_Required work:_ How many lines in this data contain the string "Load"? Reply with the number only.
____________
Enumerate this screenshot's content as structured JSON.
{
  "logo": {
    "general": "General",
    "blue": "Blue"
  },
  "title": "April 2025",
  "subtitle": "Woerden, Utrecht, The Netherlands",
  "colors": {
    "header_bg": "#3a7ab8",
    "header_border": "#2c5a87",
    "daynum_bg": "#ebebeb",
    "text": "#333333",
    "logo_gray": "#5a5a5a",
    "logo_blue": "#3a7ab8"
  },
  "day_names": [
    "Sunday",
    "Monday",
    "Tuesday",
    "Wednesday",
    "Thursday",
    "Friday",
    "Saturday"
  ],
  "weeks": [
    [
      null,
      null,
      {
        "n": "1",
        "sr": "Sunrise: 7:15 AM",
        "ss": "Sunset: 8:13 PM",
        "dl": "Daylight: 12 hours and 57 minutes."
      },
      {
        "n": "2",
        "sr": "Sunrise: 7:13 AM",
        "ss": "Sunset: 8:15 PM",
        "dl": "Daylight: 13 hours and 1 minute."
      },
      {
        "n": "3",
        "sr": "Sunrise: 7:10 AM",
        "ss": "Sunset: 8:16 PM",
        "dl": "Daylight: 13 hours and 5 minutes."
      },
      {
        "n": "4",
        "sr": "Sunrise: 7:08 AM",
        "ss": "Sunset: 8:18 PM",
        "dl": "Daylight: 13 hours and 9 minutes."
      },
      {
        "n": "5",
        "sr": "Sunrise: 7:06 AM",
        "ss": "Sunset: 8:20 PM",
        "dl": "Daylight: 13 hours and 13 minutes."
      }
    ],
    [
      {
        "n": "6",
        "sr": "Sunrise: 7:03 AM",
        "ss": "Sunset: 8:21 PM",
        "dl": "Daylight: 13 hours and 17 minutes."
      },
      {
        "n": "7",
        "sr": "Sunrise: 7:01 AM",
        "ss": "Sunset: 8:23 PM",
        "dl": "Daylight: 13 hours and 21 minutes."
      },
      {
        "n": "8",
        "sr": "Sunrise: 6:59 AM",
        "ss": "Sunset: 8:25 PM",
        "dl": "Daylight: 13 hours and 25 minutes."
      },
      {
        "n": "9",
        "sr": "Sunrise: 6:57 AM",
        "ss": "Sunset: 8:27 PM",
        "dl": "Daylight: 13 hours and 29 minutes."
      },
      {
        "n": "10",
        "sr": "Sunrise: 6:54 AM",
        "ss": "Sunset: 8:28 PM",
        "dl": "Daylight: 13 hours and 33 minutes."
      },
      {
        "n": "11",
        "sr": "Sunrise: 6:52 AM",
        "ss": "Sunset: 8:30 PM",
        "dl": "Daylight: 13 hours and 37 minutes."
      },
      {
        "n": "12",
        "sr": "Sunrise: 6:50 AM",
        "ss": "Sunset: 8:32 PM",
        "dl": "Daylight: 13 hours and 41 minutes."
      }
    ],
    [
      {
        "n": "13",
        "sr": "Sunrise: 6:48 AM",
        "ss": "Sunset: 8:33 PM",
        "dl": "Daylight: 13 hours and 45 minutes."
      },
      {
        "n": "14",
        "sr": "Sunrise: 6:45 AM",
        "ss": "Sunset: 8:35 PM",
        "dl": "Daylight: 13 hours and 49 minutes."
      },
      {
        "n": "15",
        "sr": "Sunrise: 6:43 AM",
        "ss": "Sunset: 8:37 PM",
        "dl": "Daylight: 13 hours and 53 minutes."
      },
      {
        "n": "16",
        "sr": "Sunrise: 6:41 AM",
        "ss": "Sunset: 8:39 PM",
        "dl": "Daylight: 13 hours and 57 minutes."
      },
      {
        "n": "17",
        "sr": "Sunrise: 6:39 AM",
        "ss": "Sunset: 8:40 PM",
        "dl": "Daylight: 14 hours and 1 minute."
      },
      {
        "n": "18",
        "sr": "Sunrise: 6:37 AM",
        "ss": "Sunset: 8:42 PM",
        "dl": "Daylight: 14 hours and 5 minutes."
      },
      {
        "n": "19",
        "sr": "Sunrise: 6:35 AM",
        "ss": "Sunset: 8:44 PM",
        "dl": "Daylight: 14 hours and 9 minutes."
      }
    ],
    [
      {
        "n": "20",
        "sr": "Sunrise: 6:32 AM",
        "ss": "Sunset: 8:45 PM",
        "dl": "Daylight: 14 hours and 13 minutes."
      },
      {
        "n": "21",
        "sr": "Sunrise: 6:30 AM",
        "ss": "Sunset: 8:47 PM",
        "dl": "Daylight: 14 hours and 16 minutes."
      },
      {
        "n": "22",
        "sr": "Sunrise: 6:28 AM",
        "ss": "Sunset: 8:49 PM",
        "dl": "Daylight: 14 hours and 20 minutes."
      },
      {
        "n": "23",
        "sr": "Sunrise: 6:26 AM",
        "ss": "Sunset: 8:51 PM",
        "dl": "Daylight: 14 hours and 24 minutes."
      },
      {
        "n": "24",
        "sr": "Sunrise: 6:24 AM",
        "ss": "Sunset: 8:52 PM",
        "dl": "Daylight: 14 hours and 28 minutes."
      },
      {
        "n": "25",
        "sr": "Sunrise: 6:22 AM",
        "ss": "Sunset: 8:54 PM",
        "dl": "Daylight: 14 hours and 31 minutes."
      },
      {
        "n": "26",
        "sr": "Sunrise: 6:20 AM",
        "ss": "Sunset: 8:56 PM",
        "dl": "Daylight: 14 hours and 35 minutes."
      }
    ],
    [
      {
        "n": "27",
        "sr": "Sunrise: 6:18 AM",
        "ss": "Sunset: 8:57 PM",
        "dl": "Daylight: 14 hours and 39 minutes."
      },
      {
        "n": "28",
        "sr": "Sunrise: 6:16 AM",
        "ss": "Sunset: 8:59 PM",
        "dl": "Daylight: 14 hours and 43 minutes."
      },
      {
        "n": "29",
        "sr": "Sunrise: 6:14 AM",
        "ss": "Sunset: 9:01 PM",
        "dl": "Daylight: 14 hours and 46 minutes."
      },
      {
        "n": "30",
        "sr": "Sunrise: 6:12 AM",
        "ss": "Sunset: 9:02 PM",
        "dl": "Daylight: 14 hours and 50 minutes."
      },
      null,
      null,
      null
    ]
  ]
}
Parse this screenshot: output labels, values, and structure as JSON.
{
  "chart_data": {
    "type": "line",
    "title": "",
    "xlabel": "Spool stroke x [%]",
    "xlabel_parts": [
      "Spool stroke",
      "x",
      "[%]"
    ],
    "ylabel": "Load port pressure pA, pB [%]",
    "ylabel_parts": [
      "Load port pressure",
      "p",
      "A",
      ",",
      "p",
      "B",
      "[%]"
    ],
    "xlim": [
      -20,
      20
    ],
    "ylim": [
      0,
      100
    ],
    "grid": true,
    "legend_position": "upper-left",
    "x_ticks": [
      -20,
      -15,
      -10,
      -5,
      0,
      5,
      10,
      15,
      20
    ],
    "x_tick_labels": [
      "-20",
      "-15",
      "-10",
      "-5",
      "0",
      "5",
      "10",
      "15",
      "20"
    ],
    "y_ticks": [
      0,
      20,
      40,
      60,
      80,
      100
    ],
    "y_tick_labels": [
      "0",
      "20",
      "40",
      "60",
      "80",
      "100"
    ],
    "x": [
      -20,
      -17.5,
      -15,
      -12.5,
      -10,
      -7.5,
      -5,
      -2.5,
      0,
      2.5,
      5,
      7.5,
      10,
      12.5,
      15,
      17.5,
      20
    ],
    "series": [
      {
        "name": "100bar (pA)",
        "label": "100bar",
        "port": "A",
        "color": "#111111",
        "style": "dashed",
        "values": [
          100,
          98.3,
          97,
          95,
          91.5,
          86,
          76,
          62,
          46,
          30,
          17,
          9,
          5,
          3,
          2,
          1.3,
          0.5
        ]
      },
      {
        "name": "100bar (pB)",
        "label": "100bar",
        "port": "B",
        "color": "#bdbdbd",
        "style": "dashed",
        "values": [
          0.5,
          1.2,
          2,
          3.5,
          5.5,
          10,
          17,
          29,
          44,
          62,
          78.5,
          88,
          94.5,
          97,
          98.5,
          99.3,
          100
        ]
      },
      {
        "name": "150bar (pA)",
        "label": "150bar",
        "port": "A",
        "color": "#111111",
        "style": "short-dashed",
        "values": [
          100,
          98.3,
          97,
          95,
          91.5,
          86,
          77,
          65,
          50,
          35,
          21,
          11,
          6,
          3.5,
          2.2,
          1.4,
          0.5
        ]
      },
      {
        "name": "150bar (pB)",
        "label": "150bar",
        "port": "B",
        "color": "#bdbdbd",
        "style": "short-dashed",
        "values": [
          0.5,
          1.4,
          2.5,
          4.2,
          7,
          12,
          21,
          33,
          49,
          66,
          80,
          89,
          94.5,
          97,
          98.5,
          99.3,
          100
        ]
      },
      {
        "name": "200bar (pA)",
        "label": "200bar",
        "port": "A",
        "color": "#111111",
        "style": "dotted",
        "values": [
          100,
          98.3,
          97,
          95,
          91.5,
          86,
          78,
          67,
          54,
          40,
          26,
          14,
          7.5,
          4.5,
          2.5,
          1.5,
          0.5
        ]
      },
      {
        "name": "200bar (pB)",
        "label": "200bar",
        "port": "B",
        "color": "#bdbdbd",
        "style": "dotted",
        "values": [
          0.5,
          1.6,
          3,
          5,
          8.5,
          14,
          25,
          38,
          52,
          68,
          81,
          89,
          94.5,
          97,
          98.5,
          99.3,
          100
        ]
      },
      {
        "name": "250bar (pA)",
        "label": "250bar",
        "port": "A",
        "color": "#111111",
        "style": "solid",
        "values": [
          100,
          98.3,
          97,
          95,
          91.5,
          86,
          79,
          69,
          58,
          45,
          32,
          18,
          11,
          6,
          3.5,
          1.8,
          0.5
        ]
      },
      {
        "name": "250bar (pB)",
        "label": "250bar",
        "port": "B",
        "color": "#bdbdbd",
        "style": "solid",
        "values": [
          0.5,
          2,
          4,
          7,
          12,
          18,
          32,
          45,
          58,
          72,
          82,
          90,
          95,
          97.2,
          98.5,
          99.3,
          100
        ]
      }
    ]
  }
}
____________
_Task result:_ 2